TASK BRIEF: Copy, from the entries below, each line in which the string "color" appears.

== MATERIAL SHOWN

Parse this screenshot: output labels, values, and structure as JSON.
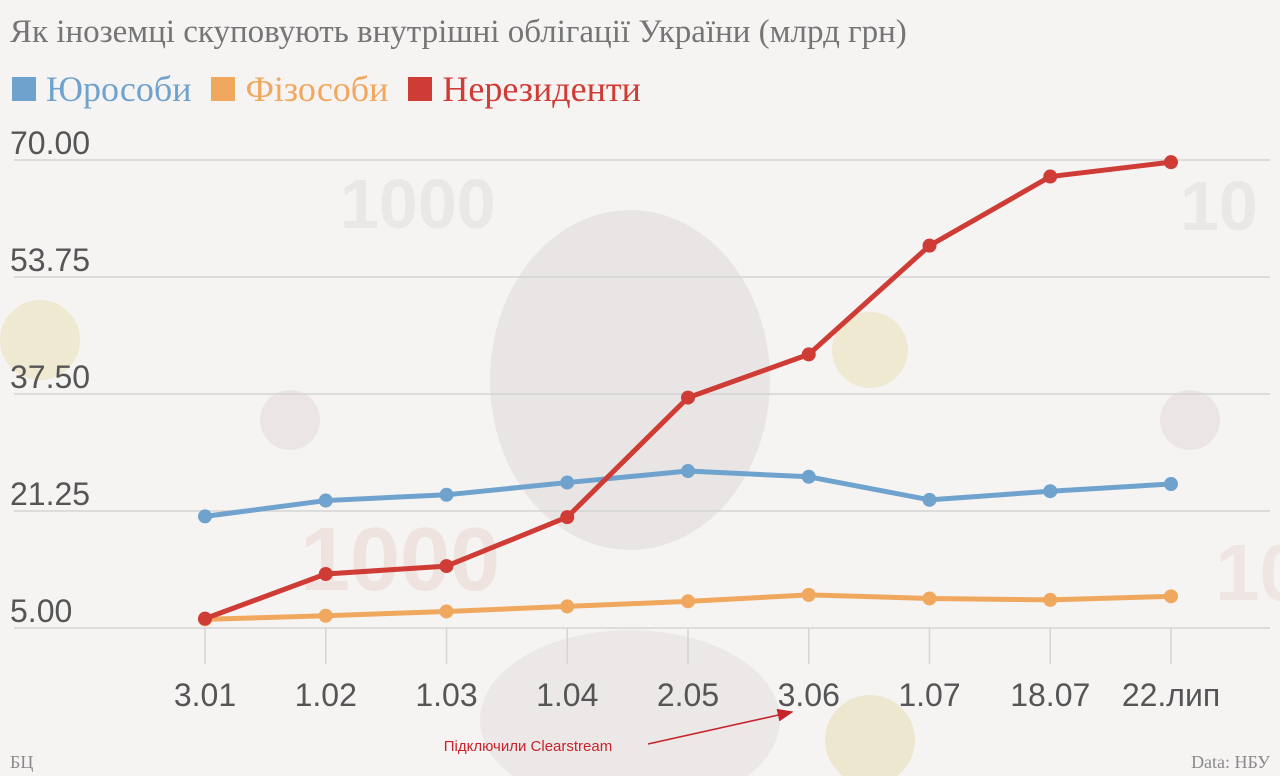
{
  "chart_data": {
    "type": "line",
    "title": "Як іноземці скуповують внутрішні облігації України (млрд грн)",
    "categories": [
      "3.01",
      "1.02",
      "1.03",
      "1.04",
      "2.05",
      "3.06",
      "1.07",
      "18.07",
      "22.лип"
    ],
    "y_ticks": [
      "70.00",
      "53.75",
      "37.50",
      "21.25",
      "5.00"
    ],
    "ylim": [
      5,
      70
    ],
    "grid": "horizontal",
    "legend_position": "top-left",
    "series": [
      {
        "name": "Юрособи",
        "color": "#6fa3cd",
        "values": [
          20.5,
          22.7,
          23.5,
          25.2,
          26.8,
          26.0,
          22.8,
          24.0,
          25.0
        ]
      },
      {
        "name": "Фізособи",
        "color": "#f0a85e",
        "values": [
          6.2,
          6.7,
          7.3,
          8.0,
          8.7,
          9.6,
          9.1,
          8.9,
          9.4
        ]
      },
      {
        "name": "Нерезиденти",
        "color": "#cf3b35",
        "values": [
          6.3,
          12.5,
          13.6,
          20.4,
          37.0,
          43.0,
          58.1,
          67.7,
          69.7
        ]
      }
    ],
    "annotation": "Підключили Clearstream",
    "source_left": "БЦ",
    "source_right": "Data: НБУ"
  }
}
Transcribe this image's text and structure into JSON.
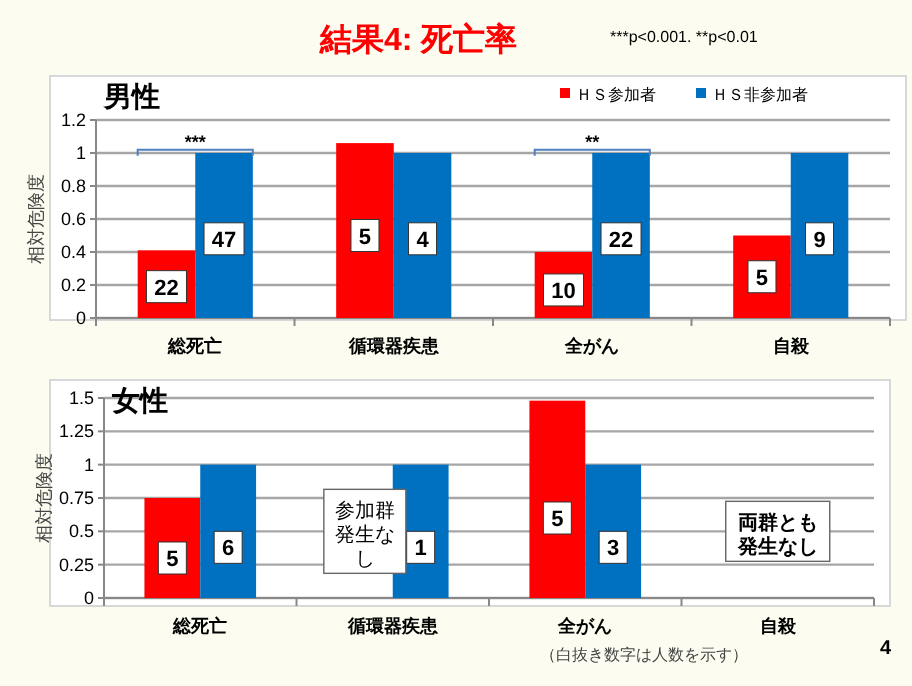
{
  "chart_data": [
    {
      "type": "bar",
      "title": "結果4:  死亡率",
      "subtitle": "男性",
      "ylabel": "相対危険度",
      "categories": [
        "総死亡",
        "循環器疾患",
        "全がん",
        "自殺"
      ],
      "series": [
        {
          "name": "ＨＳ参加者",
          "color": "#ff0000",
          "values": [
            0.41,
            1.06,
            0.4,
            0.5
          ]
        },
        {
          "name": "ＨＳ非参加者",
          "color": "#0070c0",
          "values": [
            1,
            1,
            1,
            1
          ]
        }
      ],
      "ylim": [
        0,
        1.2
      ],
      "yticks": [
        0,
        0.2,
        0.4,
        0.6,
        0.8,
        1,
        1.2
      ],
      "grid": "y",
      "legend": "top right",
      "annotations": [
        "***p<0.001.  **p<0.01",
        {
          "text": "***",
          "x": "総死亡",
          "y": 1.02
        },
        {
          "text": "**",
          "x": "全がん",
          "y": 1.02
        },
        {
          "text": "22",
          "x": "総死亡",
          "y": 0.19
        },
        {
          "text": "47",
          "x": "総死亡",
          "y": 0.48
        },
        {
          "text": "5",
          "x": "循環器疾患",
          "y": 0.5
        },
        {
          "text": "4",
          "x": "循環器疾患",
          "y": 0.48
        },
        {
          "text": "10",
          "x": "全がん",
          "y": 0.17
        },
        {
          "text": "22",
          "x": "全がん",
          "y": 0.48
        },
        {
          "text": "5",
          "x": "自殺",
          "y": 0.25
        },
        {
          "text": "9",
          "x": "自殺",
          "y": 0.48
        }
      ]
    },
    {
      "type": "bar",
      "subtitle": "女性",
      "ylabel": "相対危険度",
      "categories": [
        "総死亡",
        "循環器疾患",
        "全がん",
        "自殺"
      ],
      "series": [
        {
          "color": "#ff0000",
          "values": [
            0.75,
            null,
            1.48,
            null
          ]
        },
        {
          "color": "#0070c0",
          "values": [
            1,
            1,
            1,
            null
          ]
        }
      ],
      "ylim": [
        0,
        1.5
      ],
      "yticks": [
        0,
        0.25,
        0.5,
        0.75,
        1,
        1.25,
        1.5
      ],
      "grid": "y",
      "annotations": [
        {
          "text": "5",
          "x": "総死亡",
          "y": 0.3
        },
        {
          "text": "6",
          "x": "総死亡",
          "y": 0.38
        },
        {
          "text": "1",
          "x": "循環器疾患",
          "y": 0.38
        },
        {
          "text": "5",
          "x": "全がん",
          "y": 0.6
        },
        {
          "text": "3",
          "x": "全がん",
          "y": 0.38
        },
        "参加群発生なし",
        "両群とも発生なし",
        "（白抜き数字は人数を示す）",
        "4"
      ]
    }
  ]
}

====

ANSWER IN FULL:
        "color": "#6fa3cd",
        "color": "#f0a85e",
        "color": "#cf3b35",
          "color": "#ff0000",
          "color": "#0070c0",
          "color": "#ff0000",
          "color": "#0070c0",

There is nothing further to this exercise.